• _Challenge_
Gather all lines with "алгоритма" from the records.
## Begin Listing
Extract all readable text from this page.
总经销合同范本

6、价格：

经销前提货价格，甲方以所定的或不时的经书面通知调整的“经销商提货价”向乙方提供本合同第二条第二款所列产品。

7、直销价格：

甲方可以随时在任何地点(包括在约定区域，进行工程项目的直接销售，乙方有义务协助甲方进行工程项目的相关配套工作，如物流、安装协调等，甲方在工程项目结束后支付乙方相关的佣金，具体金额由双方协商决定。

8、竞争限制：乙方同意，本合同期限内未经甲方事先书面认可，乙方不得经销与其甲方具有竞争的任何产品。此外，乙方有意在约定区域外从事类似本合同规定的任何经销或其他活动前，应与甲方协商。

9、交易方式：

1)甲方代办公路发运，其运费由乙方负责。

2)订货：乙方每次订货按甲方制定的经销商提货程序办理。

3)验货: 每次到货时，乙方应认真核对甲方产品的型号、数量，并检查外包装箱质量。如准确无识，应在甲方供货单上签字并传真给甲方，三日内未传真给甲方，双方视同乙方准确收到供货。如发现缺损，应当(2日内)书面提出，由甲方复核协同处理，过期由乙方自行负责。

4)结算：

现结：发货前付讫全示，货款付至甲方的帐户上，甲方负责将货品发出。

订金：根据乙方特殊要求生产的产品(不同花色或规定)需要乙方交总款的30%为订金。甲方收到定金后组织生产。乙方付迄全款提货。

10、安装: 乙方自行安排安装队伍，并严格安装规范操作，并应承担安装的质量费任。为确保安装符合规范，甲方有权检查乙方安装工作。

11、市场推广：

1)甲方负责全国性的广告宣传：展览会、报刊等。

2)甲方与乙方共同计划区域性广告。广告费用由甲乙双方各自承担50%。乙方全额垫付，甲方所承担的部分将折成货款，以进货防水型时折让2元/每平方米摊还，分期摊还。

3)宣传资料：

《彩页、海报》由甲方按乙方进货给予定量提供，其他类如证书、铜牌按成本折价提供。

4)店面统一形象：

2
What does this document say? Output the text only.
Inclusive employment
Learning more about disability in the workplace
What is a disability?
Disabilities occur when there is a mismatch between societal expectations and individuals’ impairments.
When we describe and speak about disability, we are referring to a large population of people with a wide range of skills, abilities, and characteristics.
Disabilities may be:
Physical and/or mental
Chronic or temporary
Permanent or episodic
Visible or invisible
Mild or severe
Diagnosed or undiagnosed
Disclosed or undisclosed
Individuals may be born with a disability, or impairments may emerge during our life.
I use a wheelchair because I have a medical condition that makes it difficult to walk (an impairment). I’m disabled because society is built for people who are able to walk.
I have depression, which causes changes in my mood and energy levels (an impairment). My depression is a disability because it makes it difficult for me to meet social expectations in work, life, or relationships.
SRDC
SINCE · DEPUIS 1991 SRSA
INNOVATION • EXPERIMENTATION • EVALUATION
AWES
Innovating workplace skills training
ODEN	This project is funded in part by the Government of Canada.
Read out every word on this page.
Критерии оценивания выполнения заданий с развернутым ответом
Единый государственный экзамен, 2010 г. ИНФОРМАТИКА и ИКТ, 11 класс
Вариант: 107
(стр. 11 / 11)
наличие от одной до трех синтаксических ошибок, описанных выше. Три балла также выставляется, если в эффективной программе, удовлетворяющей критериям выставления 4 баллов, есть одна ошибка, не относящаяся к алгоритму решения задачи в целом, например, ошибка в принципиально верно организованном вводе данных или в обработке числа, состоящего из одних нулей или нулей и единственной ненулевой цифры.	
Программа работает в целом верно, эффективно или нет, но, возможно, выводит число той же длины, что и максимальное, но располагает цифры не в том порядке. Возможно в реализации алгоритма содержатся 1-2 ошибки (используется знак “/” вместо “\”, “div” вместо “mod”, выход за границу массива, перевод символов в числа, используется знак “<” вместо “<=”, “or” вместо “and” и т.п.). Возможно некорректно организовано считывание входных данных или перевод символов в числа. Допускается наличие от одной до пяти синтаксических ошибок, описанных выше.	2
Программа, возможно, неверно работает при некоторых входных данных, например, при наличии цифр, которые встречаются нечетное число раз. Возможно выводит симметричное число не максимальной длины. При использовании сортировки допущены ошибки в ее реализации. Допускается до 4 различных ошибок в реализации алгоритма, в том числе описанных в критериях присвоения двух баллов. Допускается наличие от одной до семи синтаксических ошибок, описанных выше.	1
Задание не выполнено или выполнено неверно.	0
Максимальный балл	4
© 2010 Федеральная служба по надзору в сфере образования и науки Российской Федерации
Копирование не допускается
## End Listing
• _The response_
Программа работает в целом верно, эффективно или нет, но, возможно, выводит число той же длины, что и максимальное, но располагает цифры не в том порядке. Возможно в реализации алгоритма содержатся 1-2 ошибки (используется знак “/” вместо “\”, “div” вместо “mod”, выход за границу массива, перевод символов в числа, используется знак “<” вместо “<=”, “or” вместо “and” и т.п.). Возможно некорректно организовано считывание входных данных или перевод символов в числа. Допускается наличие от одной до пяти синтаксических ошибок, описанных выше.	2
Программа, возможно, неверно работает при некоторых входных данных, например, при наличии цифр, которые встречаются нечетное число раз. Возможно выводит симметричное число не максимальной длины. При использовании сортировки допущены ошибки в ее реализации. Допускается до 4 различных ошибок в реализации алгоритма, в том числе описанных в критериях присвоения двух баллов. Допускается наличие от одной до семи синтаксических ошибок, описанных выше.	1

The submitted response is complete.